▶ **Prompt**
Reproduce the line containing "Transcribe this image's" exactly, along with each line after it through the end of the data; pictures are left out.

(Data items)

## START

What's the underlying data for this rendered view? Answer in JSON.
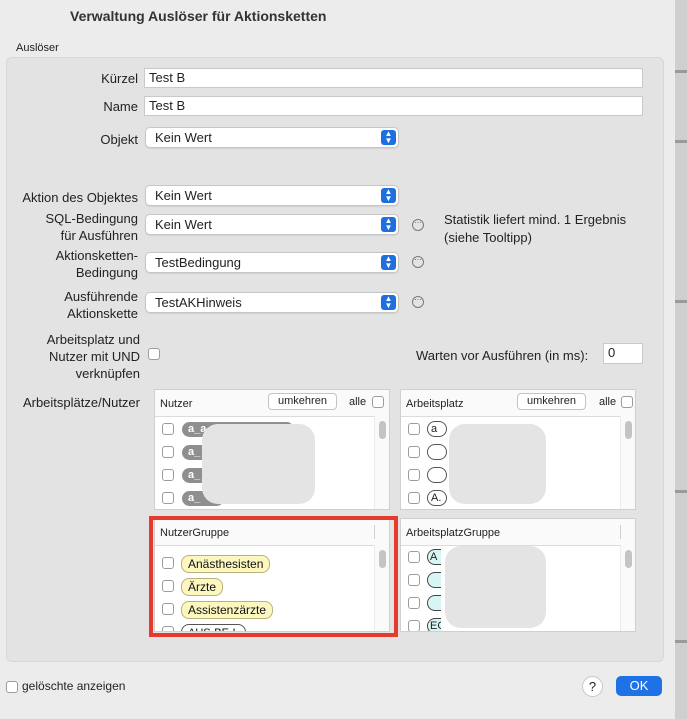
{
  "window": {
    "title": "Verwaltung Auslöser für Aktionsketten"
  },
  "group_label": "Auslöser",
  "fields": {
    "kuerzel": {
      "label": "Kürzel",
      "value": "Test B"
    },
    "name": {
      "label": "Name",
      "value": "Test B"
    },
    "objekt": {
      "label": "Objekt",
      "value": "Kein Wert"
    },
    "aktion": {
      "label": "Aktion des Objektes",
      "value": "Kein Wert"
    },
    "sql": {
      "label1": "SQL-Bedingung",
      "label2": "für Ausführen",
      "value": "Kein Wert"
    },
    "ak_bedingung": {
      "label1": "Aktionsketten-",
      "label2": "Bedingung",
      "value": "TestBedingung"
    },
    "ausfuehrende": {
      "label1": "Ausführende",
      "label2": "Aktionskette",
      "value": "TestAKHinweis"
    },
    "arbeitsplatz_und": {
      "label1": "Arbeitsplatz und",
      "label2": "Nutzer mit UND",
      "label3": "verknüpfen"
    },
    "warten": {
      "label": "Warten vor Ausführen (in ms):",
      "value": "0"
    }
  },
  "statistik_note": {
    "line1": "Statistik liefert mind. 1 Ergebnis",
    "line2": "(siehe Tooltipp)"
  },
  "arbeitsplaetze_label": "Arbeitsplätze/Nutzer",
  "nutzer_box": {
    "header": "Nutzer",
    "umkehren": "umkehren",
    "alle": "alle",
    "items": [
      "a_a",
      "a_",
      "a_",
      "a_"
    ]
  },
  "arbeitsplatz_box": {
    "header": "Arbeitsplatz",
    "umkehren": "umkehren",
    "alle": "alle",
    "items": [
      "a",
      "",
      "",
      "A."
    ]
  },
  "nutzergruppe_box": {
    "header": "NutzerGruppe",
    "items": [
      "Anästhesisten",
      "Ärzte",
      "Assistenzärzte",
      "AUS-BE-L"
    ]
  },
  "arbeitsplatzgruppe_box": {
    "header": "ArbeitsplatzGruppe",
    "items": [
      "A",
      "",
      "",
      "EG"
    ]
  },
  "footer": {
    "geloeschte": "gelöschte anzeigen",
    "help": "?",
    "ok": "OK"
  },
  "colors": {
    "accent": "#1e72e6",
    "highlight": "#e53a2c",
    "pill_yellow": "#fbf7bf",
    "pill_grey": "#8f8f8f"
  }
}
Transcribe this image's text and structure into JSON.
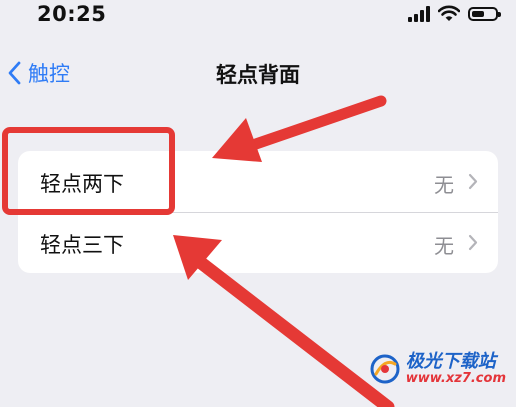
{
  "status_bar": {
    "time": "20:25"
  },
  "nav": {
    "back_label": "触控",
    "title": "轻点背面"
  },
  "rows": [
    {
      "label": "轻点两下",
      "value": "无"
    },
    {
      "label": "轻点三下",
      "value": "无"
    }
  ],
  "colors": {
    "accent": "#2f7cf6",
    "annotation": "#e53935",
    "background": "#eeeef3"
  },
  "icons": [
    "signal-icon",
    "wifi-icon",
    "battery-icon",
    "chevron-left-icon",
    "chevron-right-icon"
  ],
  "watermark": {
    "brand": "极光下载站",
    "url": "www.xz7.com"
  }
}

## END

▶ **Output**
Transcribe this image's text and structure into JSON.
{
  "status_bar": {
    "time": "20:25"
  },
  "nav": {
    "back_label": "触控",
    "title": "轻点背面"
  },
  "rows": [
    {
      "label": "轻点两下",
      "value": "无"
    },
    {
      "label": "轻点三下",
      "value": "无"
    }
  ],
  "colors": {
    "accent": "#2f7cf6",
    "annotation": "#e53935",
    "background": "#eeeef3"
  },
  "icons": [
    "signal-icon",
    "wifi-icon",
    "battery-icon",
    "chevron-left-icon",
    "chevron-right-icon"
  ],
  "watermark": {
    "brand": "极光下载站",
    "url": "www.xz7.com"
  }
}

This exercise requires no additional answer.